Given problem. Locate each line below that includes "included" and reproduce it.

-- Records to use start --

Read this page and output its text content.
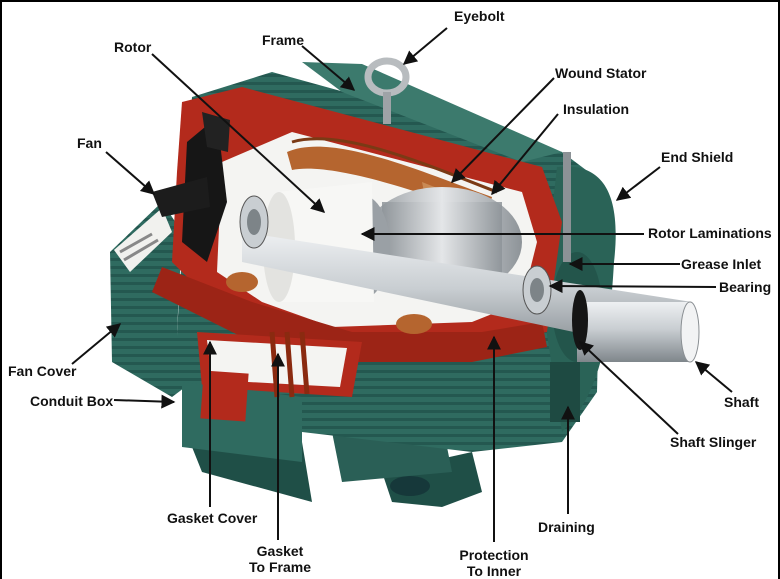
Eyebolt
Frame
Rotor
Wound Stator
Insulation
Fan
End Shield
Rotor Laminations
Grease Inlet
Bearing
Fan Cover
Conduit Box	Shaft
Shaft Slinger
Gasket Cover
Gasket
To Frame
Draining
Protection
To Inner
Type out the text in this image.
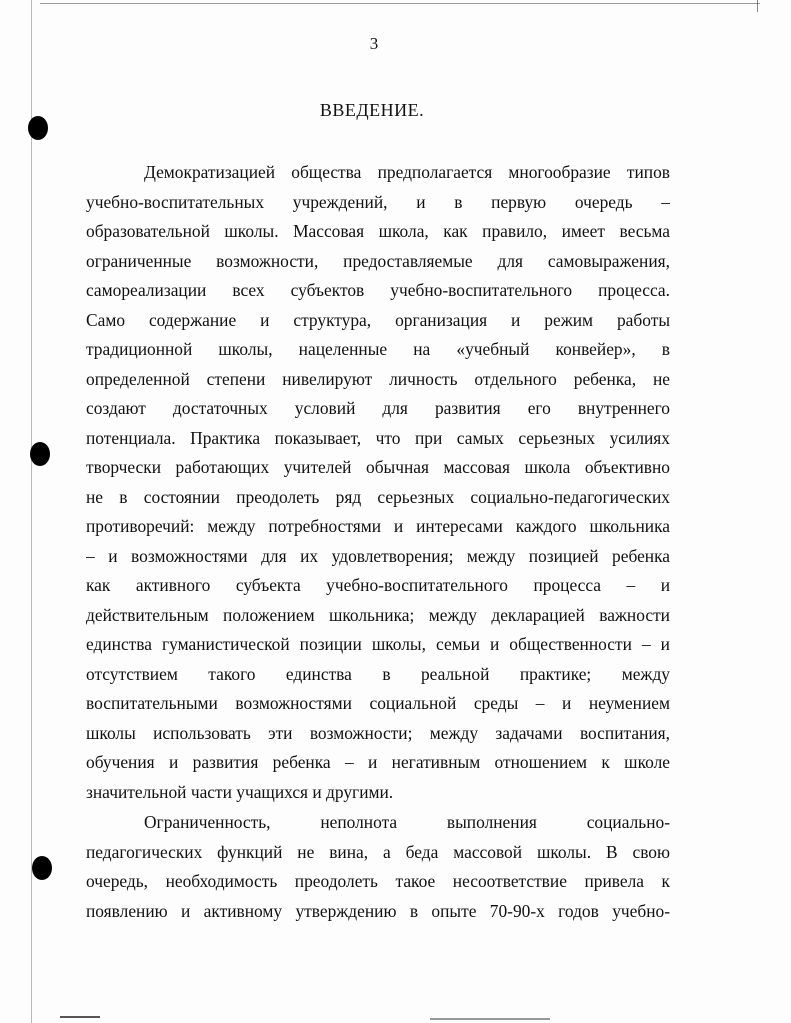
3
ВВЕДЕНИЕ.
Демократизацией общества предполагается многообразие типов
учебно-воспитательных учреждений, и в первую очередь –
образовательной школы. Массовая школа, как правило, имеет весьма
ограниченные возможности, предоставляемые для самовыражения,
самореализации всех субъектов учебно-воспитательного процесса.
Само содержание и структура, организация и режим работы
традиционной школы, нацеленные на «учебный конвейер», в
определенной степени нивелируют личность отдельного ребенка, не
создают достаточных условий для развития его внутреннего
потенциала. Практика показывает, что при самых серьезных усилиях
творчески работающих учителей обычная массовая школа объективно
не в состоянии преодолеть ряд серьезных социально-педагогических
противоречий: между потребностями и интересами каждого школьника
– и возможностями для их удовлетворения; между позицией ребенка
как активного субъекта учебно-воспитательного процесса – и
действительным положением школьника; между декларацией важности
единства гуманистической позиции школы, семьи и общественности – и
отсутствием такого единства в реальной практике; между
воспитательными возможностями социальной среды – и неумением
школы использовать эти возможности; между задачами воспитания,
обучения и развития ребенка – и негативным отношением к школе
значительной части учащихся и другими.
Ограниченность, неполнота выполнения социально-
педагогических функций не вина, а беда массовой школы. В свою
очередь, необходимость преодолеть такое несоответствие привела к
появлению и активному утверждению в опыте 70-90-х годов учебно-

-- Records to use end --
-- Records to use start --

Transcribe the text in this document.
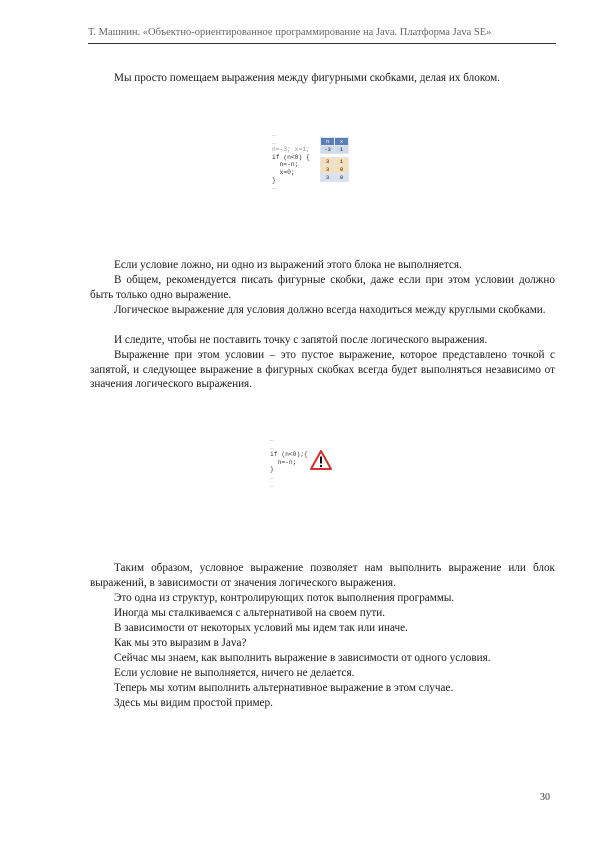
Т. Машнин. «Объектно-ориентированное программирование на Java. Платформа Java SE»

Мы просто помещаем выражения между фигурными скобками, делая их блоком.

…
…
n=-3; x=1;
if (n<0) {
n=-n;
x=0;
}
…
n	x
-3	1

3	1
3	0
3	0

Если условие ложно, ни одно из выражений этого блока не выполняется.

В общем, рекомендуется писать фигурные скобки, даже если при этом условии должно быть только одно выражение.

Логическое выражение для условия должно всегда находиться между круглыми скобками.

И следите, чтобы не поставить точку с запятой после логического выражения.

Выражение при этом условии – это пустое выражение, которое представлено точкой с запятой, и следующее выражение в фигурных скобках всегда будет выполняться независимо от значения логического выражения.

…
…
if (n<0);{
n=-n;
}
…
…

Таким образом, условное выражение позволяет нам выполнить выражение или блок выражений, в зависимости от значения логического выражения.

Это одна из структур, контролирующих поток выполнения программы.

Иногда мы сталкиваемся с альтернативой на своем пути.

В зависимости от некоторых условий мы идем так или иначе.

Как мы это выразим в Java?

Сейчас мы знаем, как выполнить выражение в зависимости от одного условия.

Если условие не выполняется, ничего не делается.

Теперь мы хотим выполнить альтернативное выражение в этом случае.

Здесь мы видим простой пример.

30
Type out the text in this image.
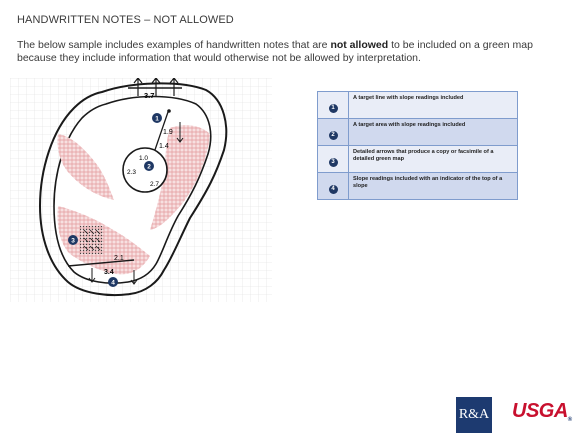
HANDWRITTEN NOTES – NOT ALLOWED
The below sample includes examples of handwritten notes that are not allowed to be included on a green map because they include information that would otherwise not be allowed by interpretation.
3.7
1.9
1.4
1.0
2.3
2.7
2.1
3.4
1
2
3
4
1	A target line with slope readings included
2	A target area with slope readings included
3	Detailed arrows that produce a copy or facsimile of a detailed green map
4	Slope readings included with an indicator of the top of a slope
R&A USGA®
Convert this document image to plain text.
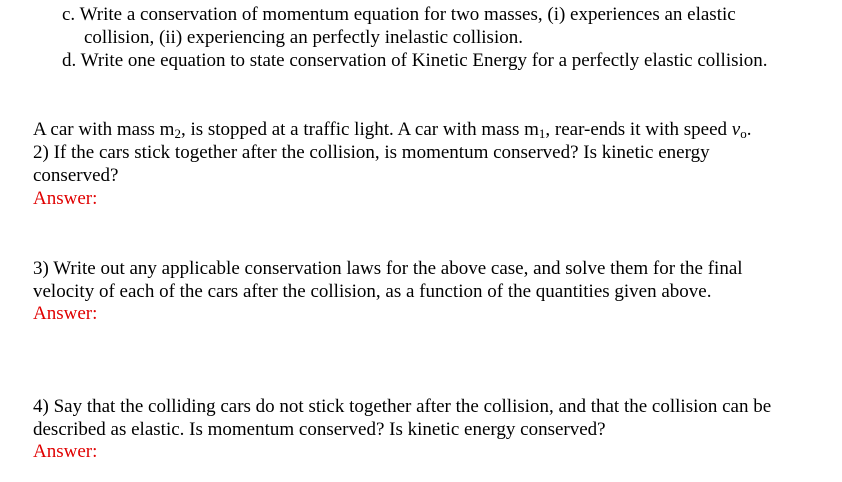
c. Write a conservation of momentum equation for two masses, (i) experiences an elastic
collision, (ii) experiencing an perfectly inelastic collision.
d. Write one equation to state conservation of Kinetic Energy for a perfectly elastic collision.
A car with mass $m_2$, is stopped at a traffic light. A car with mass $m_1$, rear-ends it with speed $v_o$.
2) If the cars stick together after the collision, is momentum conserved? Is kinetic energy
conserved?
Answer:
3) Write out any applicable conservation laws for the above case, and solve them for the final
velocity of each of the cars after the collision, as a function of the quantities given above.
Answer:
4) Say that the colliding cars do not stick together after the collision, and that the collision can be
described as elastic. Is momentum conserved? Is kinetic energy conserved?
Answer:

-- Records to use end --
-- Records to use start --

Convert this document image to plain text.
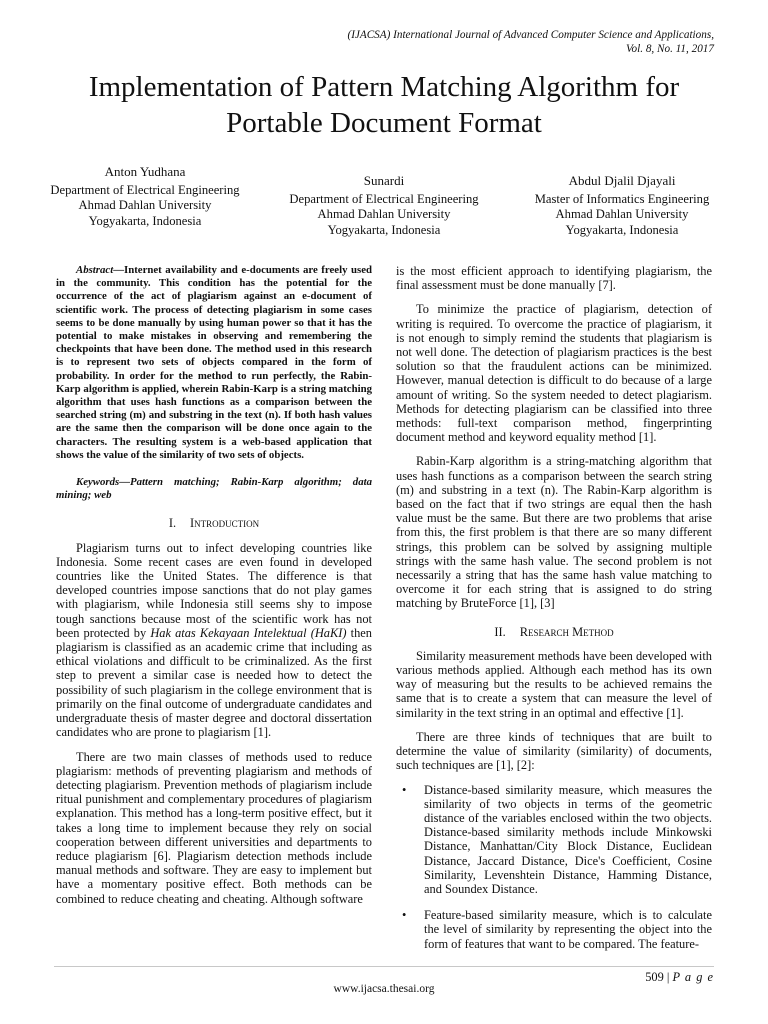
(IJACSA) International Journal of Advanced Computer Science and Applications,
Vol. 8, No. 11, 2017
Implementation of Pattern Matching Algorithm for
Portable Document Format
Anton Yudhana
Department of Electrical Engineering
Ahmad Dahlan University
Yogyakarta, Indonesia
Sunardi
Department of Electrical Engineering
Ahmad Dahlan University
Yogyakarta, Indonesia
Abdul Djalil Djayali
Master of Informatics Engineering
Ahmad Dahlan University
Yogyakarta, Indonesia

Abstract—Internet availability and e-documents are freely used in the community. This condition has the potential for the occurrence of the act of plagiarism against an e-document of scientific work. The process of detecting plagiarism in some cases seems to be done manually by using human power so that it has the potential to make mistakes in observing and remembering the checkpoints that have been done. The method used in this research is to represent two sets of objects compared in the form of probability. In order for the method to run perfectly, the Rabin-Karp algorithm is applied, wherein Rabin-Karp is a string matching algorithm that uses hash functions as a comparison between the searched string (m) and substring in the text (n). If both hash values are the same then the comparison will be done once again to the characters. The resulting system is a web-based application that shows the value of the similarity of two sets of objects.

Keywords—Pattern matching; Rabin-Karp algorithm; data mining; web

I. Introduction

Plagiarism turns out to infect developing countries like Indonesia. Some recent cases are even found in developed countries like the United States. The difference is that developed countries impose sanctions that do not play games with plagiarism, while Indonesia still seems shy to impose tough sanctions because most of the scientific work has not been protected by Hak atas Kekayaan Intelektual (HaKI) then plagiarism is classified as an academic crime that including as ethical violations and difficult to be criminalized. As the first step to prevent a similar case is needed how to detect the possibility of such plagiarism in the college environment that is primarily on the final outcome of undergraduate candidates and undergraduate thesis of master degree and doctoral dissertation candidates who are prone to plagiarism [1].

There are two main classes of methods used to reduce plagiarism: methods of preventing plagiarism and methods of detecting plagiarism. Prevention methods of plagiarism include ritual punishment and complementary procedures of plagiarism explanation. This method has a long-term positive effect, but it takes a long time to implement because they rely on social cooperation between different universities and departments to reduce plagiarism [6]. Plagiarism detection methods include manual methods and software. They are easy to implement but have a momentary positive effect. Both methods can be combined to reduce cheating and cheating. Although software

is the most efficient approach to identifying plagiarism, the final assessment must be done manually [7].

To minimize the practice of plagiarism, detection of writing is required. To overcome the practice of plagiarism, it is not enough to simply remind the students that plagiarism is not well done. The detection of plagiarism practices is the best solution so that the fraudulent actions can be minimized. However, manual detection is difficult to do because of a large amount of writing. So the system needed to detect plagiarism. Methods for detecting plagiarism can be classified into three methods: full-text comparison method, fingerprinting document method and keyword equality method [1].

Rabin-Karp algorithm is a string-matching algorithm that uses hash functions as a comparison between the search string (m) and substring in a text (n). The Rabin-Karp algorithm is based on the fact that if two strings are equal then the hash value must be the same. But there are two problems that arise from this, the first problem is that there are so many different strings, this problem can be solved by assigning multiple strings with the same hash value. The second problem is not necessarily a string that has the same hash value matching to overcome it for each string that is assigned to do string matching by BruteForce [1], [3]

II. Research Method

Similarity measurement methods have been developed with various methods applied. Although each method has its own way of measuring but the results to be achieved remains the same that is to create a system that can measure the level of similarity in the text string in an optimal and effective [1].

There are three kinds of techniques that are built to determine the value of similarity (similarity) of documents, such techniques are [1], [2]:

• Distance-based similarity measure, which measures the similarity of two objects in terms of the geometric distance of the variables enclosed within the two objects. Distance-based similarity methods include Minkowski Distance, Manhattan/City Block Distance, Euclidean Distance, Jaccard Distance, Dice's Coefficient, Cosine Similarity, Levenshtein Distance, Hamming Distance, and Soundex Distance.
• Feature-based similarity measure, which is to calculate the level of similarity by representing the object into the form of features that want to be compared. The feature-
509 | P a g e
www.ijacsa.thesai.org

-- Records to use end --

Expected answer.
The below sample includes examples of handwritten notes that are not allowed to be included on a green map because they include information that would otherwise not be allowed by interpretation.
1	A target line with slope readings included
2	A target area with slope readings included
4	Slope readings included with an indicator of the top of a slope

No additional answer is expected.